**Stated task**
Skip the pictures. Repeat everything else in the records word for word.

(Dataset records)

-- Start --

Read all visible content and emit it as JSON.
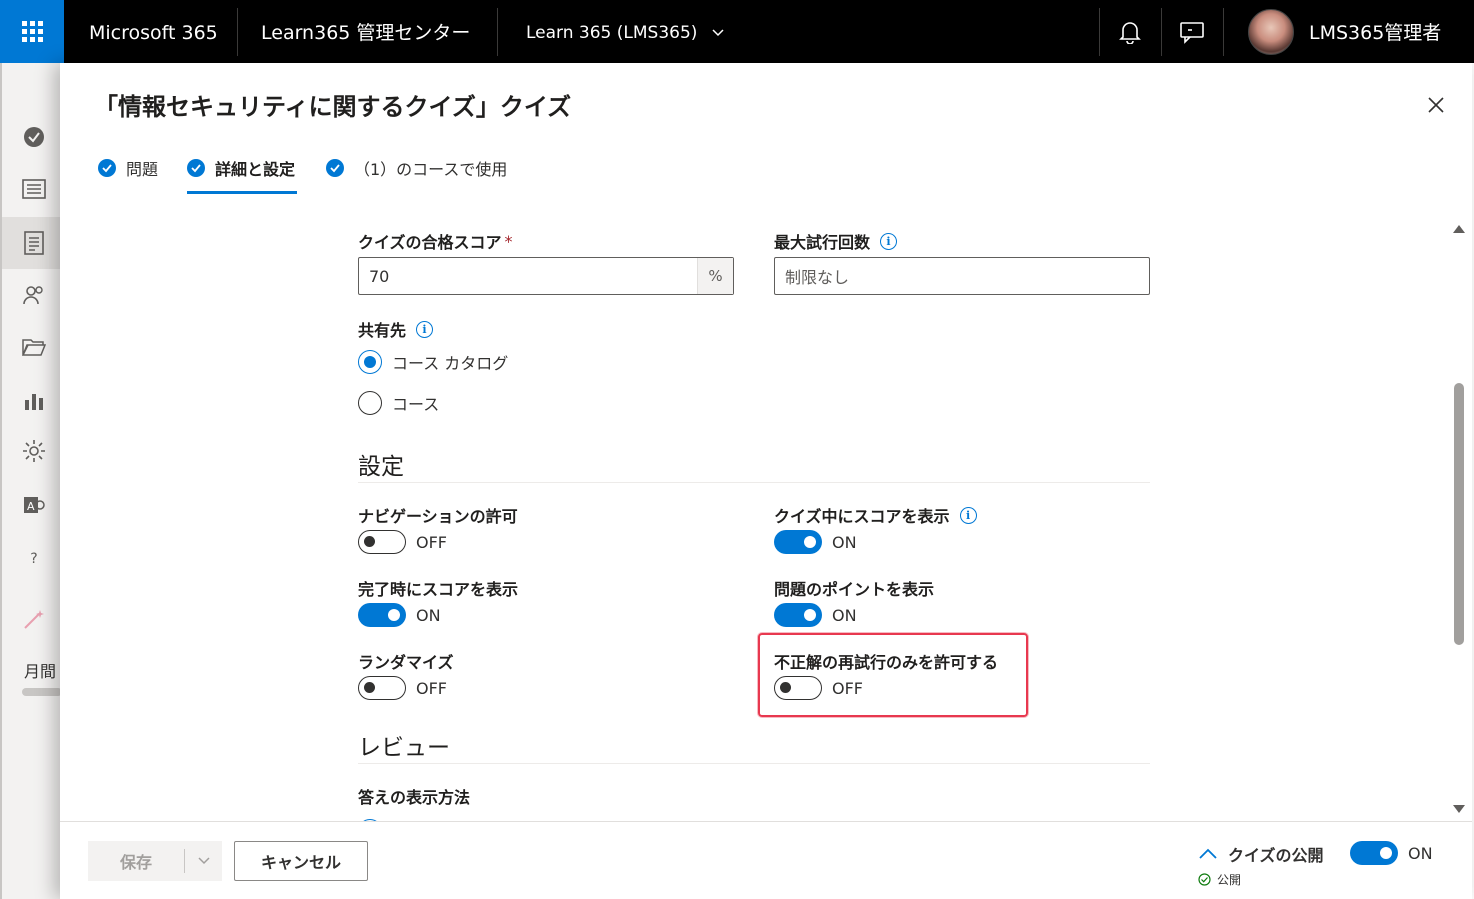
{
  "topbar": {
    "app_name": "Microsoft 365",
    "admin_center": "Learn365 管理センター",
    "tenant": "Learn 365 (LMS365)",
    "user_name": "LMS365管理者",
    "brand_color": "#0078d4"
  },
  "leftnav": {
    "icons": [
      "check-circle-icon",
      "list-icon",
      "document-icon",
      "people-icon",
      "folder-icon",
      "bar-chart-icon",
      "gear-icon",
      "exchange-icon",
      "help-icon",
      "wand-icon"
    ],
    "help_glyph": "?",
    "partial_text": "月間"
  },
  "panel": {
    "title": "「情報セキュリティに関するクイズ」クイズ",
    "steps": [
      {
        "label": "問題"
      },
      {
        "label": "詳細と設定"
      },
      {
        "label": "（1）のコースで使用"
      }
    ],
    "passing_score": {
      "label": "クイズの合格スコア",
      "required_mark": "*",
      "value": "70",
      "suffix": "%"
    },
    "max_attempts": {
      "label": "最大試行回数",
      "placeholder": "制限なし"
    },
    "share": {
      "label": "共有先",
      "options": [
        "コース カタログ",
        "コース"
      ],
      "selected": "コース カタログ"
    },
    "settings_heading": "設定",
    "settings": {
      "navigation": {
        "label": "ナビゲーションの許可",
        "state": "OFF"
      },
      "show_score_during": {
        "label": "クイズ中にスコアを表示",
        "state": "ON"
      },
      "show_score_completion": {
        "label": "完了時にスコアを表示",
        "state": "ON"
      },
      "show_points": {
        "label": "問題のポイントを表示",
        "state": "ON"
      },
      "randomize": {
        "label": "ランダマイズ",
        "state": "OFF"
      },
      "retry_incorrect": {
        "label": "不正解の再試行のみを許可する",
        "state": "OFF"
      }
    },
    "review_heading": "レビュー",
    "answer_display_label": "答えの表示方法",
    "info_glyph": "i"
  },
  "footer": {
    "save_label": "保存",
    "cancel_label": "キャンセル",
    "publish_label": "クイズの公開",
    "publish_status": "公開",
    "publish_state": "ON"
  }
}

-- End --

**The response**
Read all visible content and emit it as JSON.
{
  "topbar": {
    "app_name": "Microsoft 365",
    "admin_center": "Learn365 管理センター",
    "tenant": "Learn 365 (LMS365)",
    "user_name": "LMS365管理者",
    "brand_color": "#0078d4"
  },
  "leftnav": {
    "icons": [
      "check-circle-icon",
      "list-icon",
      "document-icon",
      "people-icon",
      "folder-icon",
      "bar-chart-icon",
      "gear-icon",
      "exchange-icon",
      "help-icon",
      "wand-icon"
    ],
    "help_glyph": "?",
    "partial_text": "月間"
  },
  "panel": {
    "title": "「情報セキュリティに関するクイズ」クイズ",
    "steps": [
      {
        "label": "問題"
      },
      {
        "label": "詳細と設定"
      },
      {
        "label": "（1）のコースで使用"
      }
    ],
    "passing_score": {
      "label": "クイズの合格スコア",
      "required_mark": "*",
      "value": "70",
      "suffix": "%"
    },
    "max_attempts": {
      "label": "最大試行回数",
      "placeholder": "制限なし"
    },
    "share": {
      "label": "共有先",
      "options": [
        "コース カタログ",
        "コース"
      ],
      "selected": "コース カタログ"
    },
    "settings_heading": "設定",
    "settings": {
      "navigation": {
        "label": "ナビゲーションの許可",
        "state": "OFF"
      },
      "show_score_during": {
        "label": "クイズ中にスコアを表示",
        "state": "ON"
      },
      "show_score_completion": {
        "label": "完了時にスコアを表示",
        "state": "ON"
      },
      "show_points": {
        "label": "問題のポイントを表示",
        "state": "ON"
      },
      "randomize": {
        "label": "ランダマイズ",
        "state": "OFF"
      },
      "retry_incorrect": {
        "label": "不正解の再試行のみを許可する",
        "state": "OFF"
      }
    },
    "review_heading": "レビュー",
    "answer_display_label": "答えの表示方法",
    "info_glyph": "i"
  },
  "footer": {
    "save_label": "保存",
    "cancel_label": "キャンセル",
    "publish_label": "クイズの公開",
    "publish_status": "公開",
    "publish_state": "ON"
  }
}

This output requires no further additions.